WHAT IS NEEDED: Please pull out every line that includes the string "name".

Dataset listings of figures:
------

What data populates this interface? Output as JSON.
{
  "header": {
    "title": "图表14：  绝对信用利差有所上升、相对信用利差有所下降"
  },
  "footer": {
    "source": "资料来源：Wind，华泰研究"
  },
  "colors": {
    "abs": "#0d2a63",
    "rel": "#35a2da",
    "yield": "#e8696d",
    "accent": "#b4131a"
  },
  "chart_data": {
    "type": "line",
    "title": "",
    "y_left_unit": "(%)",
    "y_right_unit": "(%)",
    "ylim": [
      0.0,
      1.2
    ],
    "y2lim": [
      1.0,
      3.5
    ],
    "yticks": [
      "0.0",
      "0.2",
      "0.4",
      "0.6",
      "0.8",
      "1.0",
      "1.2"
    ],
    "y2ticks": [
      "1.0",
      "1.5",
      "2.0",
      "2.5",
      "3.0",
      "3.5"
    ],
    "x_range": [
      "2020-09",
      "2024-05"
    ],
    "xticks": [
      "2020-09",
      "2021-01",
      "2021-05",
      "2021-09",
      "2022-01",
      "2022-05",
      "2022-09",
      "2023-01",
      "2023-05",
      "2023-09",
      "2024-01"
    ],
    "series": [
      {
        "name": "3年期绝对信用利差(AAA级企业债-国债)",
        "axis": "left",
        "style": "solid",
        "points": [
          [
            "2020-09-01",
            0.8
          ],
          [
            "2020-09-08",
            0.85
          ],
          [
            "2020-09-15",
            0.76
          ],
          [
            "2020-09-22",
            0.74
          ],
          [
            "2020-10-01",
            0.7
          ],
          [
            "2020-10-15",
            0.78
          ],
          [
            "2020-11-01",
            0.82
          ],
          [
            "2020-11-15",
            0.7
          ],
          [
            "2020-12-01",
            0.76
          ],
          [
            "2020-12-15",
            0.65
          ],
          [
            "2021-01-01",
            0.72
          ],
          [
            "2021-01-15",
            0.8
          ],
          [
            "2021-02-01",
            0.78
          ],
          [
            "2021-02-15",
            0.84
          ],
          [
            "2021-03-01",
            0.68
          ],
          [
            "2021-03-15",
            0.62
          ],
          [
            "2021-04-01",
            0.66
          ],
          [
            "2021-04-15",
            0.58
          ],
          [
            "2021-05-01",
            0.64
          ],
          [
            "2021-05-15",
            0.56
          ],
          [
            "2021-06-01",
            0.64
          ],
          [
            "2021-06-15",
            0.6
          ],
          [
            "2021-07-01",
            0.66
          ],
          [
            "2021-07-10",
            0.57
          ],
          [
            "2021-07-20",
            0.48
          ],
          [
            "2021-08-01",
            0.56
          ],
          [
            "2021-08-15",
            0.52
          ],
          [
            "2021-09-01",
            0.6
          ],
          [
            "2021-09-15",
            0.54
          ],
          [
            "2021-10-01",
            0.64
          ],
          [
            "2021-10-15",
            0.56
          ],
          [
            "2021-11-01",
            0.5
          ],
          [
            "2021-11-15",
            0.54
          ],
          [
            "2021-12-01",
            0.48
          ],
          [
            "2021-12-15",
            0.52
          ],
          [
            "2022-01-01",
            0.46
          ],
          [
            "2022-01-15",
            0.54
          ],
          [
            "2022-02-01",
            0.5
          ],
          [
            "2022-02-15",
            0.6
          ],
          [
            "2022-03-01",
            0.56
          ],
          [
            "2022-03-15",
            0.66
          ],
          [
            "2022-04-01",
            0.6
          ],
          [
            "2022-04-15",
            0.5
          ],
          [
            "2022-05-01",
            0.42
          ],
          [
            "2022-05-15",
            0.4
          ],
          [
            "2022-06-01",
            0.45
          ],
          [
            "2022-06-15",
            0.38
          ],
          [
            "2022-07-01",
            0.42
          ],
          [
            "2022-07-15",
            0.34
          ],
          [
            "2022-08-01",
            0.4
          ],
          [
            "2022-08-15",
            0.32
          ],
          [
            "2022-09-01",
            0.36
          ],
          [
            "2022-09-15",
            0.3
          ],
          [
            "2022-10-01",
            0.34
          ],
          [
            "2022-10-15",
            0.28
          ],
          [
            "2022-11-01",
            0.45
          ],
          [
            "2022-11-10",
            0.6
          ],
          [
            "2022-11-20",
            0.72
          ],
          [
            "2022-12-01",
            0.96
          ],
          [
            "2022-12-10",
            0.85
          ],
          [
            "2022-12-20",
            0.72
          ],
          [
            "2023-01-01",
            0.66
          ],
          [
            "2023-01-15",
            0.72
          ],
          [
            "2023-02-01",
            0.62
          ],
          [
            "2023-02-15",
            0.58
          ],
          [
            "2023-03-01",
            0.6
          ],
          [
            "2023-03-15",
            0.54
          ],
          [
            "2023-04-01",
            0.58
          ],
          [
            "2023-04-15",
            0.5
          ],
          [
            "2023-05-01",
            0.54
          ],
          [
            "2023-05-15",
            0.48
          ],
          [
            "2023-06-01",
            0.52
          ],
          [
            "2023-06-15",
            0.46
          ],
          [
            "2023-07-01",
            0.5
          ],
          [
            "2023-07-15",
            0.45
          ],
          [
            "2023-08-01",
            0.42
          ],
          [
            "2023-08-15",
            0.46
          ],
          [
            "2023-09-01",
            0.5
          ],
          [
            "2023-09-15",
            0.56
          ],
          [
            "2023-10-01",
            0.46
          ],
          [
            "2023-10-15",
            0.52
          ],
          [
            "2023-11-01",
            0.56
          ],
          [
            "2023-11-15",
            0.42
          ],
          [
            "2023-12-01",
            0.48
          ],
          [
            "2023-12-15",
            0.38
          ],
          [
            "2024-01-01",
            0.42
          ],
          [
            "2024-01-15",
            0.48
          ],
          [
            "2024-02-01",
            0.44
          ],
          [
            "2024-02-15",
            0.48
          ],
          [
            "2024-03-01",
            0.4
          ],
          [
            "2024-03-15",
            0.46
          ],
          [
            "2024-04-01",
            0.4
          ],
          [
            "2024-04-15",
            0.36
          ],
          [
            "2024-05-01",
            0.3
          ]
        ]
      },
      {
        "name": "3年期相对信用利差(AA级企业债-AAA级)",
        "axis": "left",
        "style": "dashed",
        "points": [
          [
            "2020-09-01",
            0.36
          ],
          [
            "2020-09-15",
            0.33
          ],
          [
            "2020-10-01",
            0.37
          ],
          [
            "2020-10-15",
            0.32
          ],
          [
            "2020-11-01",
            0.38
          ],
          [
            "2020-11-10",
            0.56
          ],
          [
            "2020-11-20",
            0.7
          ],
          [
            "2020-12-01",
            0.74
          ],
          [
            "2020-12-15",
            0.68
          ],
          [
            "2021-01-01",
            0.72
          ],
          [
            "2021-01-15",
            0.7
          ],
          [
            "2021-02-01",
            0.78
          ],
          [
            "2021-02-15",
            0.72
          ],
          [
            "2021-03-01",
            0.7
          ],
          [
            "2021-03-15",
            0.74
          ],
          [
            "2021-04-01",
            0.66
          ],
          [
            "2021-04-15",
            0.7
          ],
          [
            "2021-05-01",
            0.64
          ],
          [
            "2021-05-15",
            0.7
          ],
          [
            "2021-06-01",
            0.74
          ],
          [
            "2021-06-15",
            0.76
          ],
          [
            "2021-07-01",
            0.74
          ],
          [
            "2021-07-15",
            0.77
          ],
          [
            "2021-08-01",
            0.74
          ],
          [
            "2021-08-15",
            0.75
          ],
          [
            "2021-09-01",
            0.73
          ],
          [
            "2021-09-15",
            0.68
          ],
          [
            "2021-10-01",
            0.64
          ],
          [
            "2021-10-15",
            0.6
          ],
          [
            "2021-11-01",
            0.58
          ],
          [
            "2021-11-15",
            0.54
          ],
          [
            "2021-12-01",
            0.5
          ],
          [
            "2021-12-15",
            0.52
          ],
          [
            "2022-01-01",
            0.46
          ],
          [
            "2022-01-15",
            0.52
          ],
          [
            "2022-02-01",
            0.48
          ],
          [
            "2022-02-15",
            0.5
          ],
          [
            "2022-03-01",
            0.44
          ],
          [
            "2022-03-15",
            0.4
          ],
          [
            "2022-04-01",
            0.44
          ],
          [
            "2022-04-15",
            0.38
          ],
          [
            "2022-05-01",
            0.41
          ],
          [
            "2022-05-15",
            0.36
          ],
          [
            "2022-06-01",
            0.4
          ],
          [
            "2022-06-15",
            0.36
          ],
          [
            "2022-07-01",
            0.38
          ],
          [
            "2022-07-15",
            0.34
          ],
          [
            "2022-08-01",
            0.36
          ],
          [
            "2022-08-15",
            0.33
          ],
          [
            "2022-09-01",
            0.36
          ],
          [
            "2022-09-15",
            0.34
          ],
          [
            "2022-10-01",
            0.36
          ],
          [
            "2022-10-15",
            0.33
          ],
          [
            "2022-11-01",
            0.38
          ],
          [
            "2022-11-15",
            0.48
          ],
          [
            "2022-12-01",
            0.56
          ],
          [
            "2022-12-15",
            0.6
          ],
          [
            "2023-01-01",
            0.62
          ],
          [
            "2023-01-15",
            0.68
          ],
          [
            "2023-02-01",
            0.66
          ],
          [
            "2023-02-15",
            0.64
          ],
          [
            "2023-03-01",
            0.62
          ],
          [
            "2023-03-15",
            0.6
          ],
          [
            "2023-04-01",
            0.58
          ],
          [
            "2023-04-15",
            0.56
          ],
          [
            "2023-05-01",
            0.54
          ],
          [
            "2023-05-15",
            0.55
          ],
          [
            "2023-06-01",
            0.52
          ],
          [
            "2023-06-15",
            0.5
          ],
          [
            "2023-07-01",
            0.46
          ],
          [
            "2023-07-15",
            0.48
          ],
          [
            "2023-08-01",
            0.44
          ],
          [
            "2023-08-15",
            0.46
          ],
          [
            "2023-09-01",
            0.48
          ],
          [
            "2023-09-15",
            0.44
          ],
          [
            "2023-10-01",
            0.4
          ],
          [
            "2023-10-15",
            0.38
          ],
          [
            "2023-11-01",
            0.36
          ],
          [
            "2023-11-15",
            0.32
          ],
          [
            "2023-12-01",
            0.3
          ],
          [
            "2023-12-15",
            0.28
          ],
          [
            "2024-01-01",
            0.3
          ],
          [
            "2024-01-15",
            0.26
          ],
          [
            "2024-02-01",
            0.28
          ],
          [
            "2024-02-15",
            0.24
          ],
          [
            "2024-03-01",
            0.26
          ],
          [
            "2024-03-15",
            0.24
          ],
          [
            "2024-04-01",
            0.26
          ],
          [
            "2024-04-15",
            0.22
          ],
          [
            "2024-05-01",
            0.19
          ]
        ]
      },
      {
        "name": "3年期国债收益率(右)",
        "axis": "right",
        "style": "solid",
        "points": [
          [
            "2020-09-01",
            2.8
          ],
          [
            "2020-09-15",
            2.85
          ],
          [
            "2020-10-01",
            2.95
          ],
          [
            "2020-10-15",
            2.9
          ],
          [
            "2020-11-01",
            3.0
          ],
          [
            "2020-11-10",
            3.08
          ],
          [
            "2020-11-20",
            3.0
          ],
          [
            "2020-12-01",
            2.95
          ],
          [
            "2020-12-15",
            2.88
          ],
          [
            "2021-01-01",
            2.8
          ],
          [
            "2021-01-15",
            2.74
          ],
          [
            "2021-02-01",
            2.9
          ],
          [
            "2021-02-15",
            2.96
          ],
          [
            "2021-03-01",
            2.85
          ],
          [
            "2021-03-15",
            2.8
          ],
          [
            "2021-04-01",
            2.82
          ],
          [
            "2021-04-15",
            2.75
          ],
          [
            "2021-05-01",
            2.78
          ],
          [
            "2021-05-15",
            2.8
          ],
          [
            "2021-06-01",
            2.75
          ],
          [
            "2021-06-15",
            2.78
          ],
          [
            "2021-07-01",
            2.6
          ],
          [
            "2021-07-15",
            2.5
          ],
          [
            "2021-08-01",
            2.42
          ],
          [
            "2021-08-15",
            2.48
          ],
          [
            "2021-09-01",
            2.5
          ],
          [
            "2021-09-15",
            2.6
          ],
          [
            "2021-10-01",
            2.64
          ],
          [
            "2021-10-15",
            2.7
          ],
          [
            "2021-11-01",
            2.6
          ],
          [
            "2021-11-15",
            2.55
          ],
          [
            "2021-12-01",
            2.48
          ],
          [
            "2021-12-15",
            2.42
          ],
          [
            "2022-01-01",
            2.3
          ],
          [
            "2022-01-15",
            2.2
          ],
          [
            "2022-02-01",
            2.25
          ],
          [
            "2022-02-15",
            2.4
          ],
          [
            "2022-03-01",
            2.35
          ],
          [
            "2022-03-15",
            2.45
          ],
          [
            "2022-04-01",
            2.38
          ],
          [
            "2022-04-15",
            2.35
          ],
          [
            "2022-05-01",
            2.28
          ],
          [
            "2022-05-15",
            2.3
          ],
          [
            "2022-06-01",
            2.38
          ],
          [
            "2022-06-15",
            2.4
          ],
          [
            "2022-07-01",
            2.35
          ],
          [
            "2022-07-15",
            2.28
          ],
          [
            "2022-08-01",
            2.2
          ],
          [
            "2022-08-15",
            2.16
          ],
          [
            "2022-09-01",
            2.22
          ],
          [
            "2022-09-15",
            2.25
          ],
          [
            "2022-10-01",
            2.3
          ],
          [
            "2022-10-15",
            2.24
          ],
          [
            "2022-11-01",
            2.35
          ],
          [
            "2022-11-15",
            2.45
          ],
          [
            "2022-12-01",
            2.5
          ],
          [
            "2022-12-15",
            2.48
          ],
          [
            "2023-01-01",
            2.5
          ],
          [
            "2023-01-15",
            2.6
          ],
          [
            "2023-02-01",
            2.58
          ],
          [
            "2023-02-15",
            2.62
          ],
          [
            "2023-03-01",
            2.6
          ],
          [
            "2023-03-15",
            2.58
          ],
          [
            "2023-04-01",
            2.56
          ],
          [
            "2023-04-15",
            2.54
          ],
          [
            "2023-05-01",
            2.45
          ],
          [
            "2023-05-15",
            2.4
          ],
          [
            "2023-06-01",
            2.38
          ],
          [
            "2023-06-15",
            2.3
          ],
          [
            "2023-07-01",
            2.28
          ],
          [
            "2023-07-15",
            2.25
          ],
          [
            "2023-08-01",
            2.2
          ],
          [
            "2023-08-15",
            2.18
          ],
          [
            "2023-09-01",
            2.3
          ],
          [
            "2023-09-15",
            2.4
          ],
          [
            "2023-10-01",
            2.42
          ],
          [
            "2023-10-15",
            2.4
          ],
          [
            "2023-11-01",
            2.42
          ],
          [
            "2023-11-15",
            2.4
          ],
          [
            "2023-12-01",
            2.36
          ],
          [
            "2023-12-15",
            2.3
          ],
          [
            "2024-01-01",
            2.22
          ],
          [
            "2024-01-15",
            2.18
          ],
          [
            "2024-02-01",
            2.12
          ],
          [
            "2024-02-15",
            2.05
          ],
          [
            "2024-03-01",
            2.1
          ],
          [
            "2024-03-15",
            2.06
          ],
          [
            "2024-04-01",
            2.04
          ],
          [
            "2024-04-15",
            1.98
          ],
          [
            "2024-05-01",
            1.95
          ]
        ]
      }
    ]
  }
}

------

FINAL ANSWER:
        "name": "3年期绝对信用利差(AAA级企业债-国债)",
        "name": "3年期相对信用利差(AA级企业债-AAA级)",
        "name": "3年期国债收益率(右)",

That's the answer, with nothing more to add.